■ EXTRACTED DATA ■

= = = =

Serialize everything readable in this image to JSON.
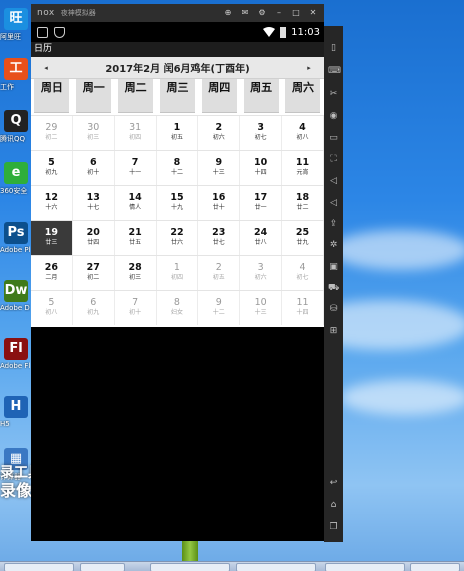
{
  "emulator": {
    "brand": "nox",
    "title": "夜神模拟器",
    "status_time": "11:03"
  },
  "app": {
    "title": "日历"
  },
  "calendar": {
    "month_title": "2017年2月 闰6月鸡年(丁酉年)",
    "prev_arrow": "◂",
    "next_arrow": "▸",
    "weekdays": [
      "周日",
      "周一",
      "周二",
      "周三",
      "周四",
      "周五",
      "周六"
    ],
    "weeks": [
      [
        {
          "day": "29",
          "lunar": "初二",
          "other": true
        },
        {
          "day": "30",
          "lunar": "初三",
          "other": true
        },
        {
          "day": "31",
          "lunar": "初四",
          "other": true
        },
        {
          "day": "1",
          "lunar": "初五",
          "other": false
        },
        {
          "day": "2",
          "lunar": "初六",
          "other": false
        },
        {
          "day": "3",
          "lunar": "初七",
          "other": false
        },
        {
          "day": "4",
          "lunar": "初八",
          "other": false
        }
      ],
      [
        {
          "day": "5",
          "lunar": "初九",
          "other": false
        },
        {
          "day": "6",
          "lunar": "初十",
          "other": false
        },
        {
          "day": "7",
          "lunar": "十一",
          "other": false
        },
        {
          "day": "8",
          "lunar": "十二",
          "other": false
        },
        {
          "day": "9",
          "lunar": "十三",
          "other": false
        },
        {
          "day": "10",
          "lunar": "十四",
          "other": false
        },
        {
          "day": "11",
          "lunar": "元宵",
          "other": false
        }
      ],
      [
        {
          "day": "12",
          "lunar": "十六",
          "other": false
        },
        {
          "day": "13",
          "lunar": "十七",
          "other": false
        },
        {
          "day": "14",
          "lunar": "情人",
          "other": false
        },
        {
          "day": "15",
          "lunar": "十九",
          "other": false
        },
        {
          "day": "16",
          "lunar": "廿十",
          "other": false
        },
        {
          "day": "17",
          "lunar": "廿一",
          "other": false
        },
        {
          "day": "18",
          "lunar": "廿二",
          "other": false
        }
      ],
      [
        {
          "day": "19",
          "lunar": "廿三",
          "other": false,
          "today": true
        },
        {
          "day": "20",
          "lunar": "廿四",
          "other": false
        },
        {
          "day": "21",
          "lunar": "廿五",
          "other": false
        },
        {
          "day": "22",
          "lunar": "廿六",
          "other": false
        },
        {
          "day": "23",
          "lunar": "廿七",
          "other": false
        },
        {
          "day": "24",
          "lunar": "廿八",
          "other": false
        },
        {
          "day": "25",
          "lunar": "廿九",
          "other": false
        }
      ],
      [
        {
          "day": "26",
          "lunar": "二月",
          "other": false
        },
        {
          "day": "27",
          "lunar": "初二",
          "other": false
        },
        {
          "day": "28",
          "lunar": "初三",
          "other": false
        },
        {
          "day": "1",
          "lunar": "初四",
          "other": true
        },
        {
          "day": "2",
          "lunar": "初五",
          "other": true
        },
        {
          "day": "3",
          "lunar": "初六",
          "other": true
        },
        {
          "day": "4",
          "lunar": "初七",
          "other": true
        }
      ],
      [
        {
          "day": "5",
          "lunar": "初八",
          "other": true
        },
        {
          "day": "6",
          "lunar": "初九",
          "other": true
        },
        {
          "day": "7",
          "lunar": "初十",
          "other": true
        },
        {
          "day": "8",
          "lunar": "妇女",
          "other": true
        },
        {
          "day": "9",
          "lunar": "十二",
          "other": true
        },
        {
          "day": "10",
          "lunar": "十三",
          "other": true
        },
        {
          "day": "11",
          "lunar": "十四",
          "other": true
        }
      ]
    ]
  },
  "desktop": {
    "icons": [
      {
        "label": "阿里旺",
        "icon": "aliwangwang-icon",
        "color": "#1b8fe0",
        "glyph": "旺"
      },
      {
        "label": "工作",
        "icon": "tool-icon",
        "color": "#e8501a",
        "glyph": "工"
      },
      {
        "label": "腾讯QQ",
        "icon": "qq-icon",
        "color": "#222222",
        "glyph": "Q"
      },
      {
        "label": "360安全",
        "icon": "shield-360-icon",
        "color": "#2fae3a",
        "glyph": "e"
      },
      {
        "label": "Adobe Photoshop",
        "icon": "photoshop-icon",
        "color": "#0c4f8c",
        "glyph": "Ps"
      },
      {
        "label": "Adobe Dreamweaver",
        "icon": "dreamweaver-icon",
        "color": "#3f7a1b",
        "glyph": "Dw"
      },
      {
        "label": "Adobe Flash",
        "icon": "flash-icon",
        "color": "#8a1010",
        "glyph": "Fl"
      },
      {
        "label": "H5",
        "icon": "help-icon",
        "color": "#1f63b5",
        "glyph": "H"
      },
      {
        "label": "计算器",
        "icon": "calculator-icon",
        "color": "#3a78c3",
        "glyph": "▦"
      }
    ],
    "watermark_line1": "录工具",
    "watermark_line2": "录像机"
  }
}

= = = =

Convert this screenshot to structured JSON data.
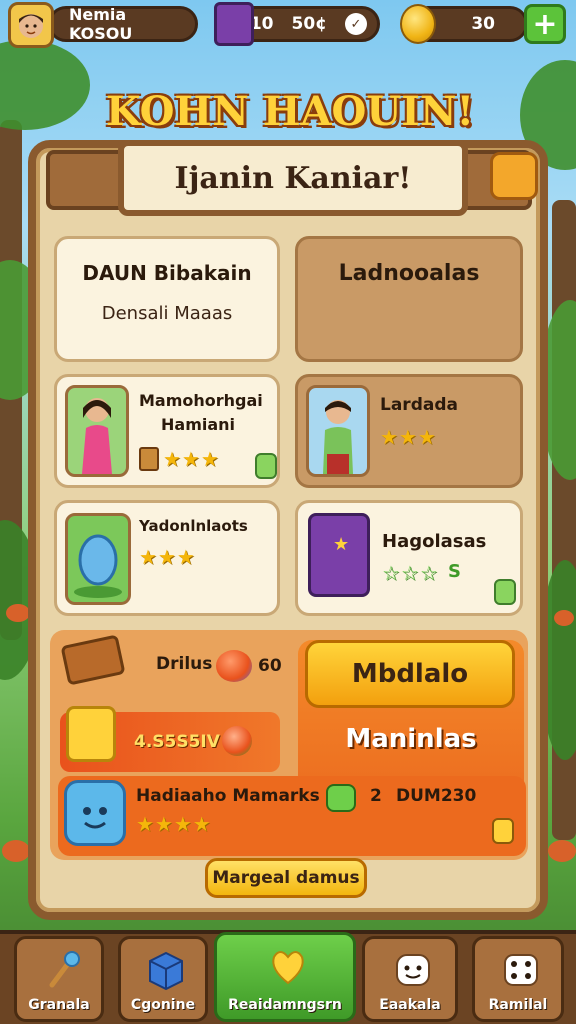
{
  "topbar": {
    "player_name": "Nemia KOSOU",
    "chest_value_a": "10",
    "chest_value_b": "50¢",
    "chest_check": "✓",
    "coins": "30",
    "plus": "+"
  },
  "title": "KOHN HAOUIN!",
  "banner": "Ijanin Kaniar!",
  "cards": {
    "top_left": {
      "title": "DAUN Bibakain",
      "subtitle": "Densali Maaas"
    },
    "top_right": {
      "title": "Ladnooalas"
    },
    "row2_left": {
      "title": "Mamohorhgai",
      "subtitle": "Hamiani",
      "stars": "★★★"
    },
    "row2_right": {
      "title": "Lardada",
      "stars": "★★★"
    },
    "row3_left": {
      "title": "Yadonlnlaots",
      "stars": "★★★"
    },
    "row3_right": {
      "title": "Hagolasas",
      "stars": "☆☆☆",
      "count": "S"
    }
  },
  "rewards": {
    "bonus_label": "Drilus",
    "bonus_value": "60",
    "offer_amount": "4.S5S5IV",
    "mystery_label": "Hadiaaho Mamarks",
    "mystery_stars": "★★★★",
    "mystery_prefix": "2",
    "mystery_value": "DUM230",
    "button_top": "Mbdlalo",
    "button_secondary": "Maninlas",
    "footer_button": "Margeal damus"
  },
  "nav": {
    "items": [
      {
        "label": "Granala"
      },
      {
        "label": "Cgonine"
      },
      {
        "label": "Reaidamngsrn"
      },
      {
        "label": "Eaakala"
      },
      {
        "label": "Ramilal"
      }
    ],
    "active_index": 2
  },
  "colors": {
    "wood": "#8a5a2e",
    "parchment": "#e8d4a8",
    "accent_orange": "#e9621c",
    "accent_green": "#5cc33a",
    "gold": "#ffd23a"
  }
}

= = = =

■ TASK PROMPT ■
From the records above, copy every line that holds the word "subtitle".

■ SOLUTION FOR THIS PROBLEM ■
      "subtitle": "Densali Maaas"
      "subtitle": "Hamiani",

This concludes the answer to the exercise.